▸ SELECTED PASSAGE

We see that the $t_{i}$ are deterministic functions of $ω$ and the outcome $O$ is a deterministic function of all variables in the Bayesian network. Thus, the only non-deterministic variables are $ω$ and $a_{i}$ , which by the above must contribute all IMPACT.
Since $O$ contributes zero IMPACT (because it’s deterministic), its dependencies $A_{d} (O)$ won’t matter for our analysis. Thus, we can safely let $O$ depend on the entire Bayesian network, despite the fact that for certain relevant cases, $O$ depends only on certain variables (example: $O = R_{i}$ )

We’re left with the IMPACT terms from $ω$ and each $a_{i}$ , which we interpret in game-theoretic language:

The IMPACT $I (ω)$ can be thought of as “how good a random draw is the chosen value of $ω$ ?” This doesn’t translate precisely (as far as I know), but intuition can be gained from viewing the coordinated impact example as a function $ω \to O$ .
The IMPACT $I (a_{i})$ “looks like” player $i$ ’s IEU under the reward function given by $X_{O}$ . More specifically: letting $O = R_{i}$ , we have

u_{i} (a_{i}) \equiv e (R_{i}, {t_{i}, a_{i}}) \equiv e (R_{i}, {t_{i}}) + I (a_{i})

The residual term $e (X_{O}, {t_{i}})$ is best understood as analogous to $I (ω)$ , but considering $t_{i}$ as the fundamental random quantity (instead of $ω$ , its source of randomness). Since player $i$ only acts based on $t_{i}$ , this corresponds to player $i$ ’s logic of “how good a random draw do I think $ω$ is, given only knowledge of $t_{i}$ ?”

Image region annotations
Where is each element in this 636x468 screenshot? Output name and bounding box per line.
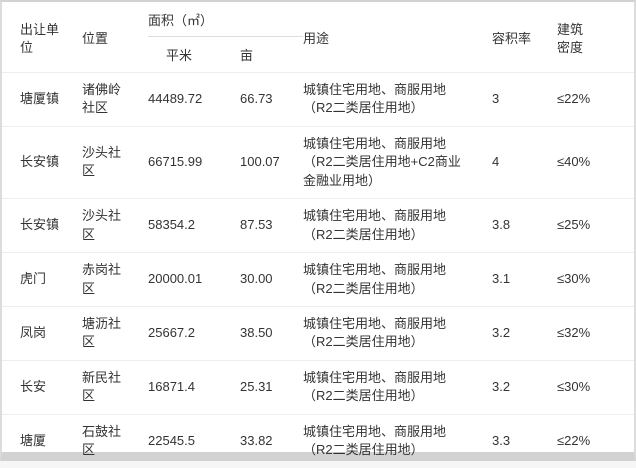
cell-far: 3.8: [492, 198, 558, 253]
table-row: 长安 新民社 区 16871.4 25.31 城镇住宅用地、商服用地 （R2二类…: [2, 359, 635, 415]
cell-far: 4: [492, 125, 558, 199]
cell-usage: 城镇住宅用地、商服用地 （R2二类居住用地）: [303, 359, 493, 415]
cell-location: 塘沥社 区: [82, 305, 148, 361]
table-row: 塘厦 石鼓社 区 22545.5 33.82 城镇住宅用地、商服用地 （R2二类…: [2, 413, 635, 468]
cell-unit: 凤岗: [2, 305, 82, 361]
cell-density: ≤40%: [557, 125, 635, 199]
table-header: 出让单 位 位置 面积（㎡） 用途 容积率 建筑 密度 平米 亩: [2, 2, 634, 72]
table-row: 塘厦镇 诸佛岭 社区 44489.72 66.73 城镇住宅用地、商服用地 （R…: [2, 71, 635, 127]
cell-unit: 长安镇: [2, 198, 82, 253]
cell-usage: 城镇住宅用地、商服用地 （R2二类居住用地）: [303, 252, 493, 307]
cell-location: 新民社 区: [82, 359, 148, 415]
cell-unit: 长安镇: [2, 125, 82, 199]
cell-density: ≤22%: [557, 413, 635, 468]
cell-area-mu: 66.73: [240, 71, 304, 127]
cell-density: ≤22%: [557, 71, 635, 127]
cell-far: 3: [492, 71, 558, 127]
col-header-density: 建筑 密度: [557, 21, 584, 55]
cell-far: 3.2: [492, 305, 558, 361]
cell-location: 沙头社 区: [82, 125, 148, 199]
cell-area-sqm: 25667.2: [148, 305, 240, 361]
table-body: 塘厦镇 诸佛岭 社区 44489.72 66.73 城镇住宅用地、商服用地 （R…: [2, 71, 635, 468]
col-header-far: 容积率: [492, 30, 532, 46]
cell-location: 诸佛岭 社区: [82, 71, 148, 127]
cell-area-mu: 25.31: [240, 359, 304, 415]
cell-far: 3.3: [492, 413, 558, 468]
cell-usage: 城镇住宅用地、商服用地 （R2二类居住用地+C2商业 金融业用地）: [303, 125, 493, 199]
col-header-area-group: 面积（㎡）: [148, 2, 304, 38]
col-header-unit: 出让单 位: [20, 21, 60, 55]
cell-location: 沙头社 区: [82, 198, 148, 253]
cell-area-sqm: 16871.4: [148, 359, 240, 415]
cell-density: ≤30%: [557, 252, 635, 307]
cell-unit: 长安: [2, 359, 82, 415]
cell-density: ≤25%: [557, 198, 635, 253]
cell-usage: 城镇住宅用地、商服用地 （R2二类居住用地）: [303, 413, 493, 468]
cell-unit: 塘厦: [2, 413, 82, 468]
cell-usage: 城镇住宅用地、商服用地 （R2二类居住用地）: [303, 71, 493, 127]
col-header-sqm: 平米: [166, 48, 193, 64]
cell-area-sqm: 44489.72: [148, 71, 240, 127]
cell-area-mu: 33.82: [240, 413, 304, 468]
table-row: 长安镇 沙头社 区 66715.99 100.07 城镇住宅用地、商服用地 （R…: [2, 125, 635, 199]
cell-usage: 城镇住宅用地、商服用地 （R2二类居住用地）: [303, 305, 493, 361]
cell-area-sqm: 22545.5: [148, 413, 240, 468]
cell-density: ≤30%: [557, 359, 635, 415]
cell-area-mu: 38.50: [240, 305, 304, 361]
cell-location: 赤岗社 区: [82, 252, 148, 307]
cell-far: 3.1: [492, 252, 558, 307]
cell-unit: 虎门: [2, 252, 82, 307]
col-header-location: 位置: [82, 30, 109, 46]
cell-area-mu: 87.53: [240, 198, 304, 253]
cell-usage: 城镇住宅用地、商服用地 （R2二类居住用地）: [303, 198, 493, 253]
cell-area-sqm: 66715.99: [148, 125, 240, 199]
col-header-usage: 用途: [303, 30, 330, 46]
cell-area-sqm: 20000.01: [148, 252, 240, 307]
cell-unit: 塘厦镇: [2, 71, 82, 127]
cell-location: 石鼓社 区: [82, 413, 148, 468]
table-row: 凤岗 塘沥社 区 25667.2 38.50 城镇住宅用地、商服用地 （R2二类…: [2, 305, 635, 361]
col-header-mu: 亩: [240, 48, 254, 64]
table-row: 长安镇 沙头社 区 58354.2 87.53 城镇住宅用地、商服用地 （R2二…: [2, 198, 635, 253]
cell-area-sqm: 58354.2: [148, 198, 240, 253]
cell-density: ≤32%: [557, 305, 635, 361]
cell-area-mu: 100.07: [240, 125, 304, 199]
cell-area-mu: 30.00: [240, 252, 304, 307]
cell-far: 3.2: [492, 359, 558, 415]
table-row: 虎门 赤岗社 区 20000.01 30.00 城镇住宅用地、商服用地 （R2二…: [2, 252, 635, 307]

▸ TASK REQUIREMENTS
Set down, word for word, the part of the passage on IMPACT in the Bayesian network that begins at the words "Since $O$ contributes" and stops after "function $ω \to O$ .".

▸ EXERCISE RESPONSE
Since $O$ contributes zero IMPACT (because it’s deterministic), its dependencies $A_{d} (O)$ won’t matter for our analysis. Thus, we can safely let $O$ depend on the entire Bayesian network, despite the fact that for certain relevant cases, $O$ depends only on certain variables (example: $O = R_{i}$ )

We’re left with the IMPACT terms from $ω$ and each $a_{i}$ , which we interpret in game-theoretic language:

The IMPACT $I (ω)$ can be thought of as “how good a random draw is the chosen value of $ω$ ?” This doesn’t translate precisely (as far as I know), but intuition can be gained from viewing the coordinated impact example as a function $ω \to O$ .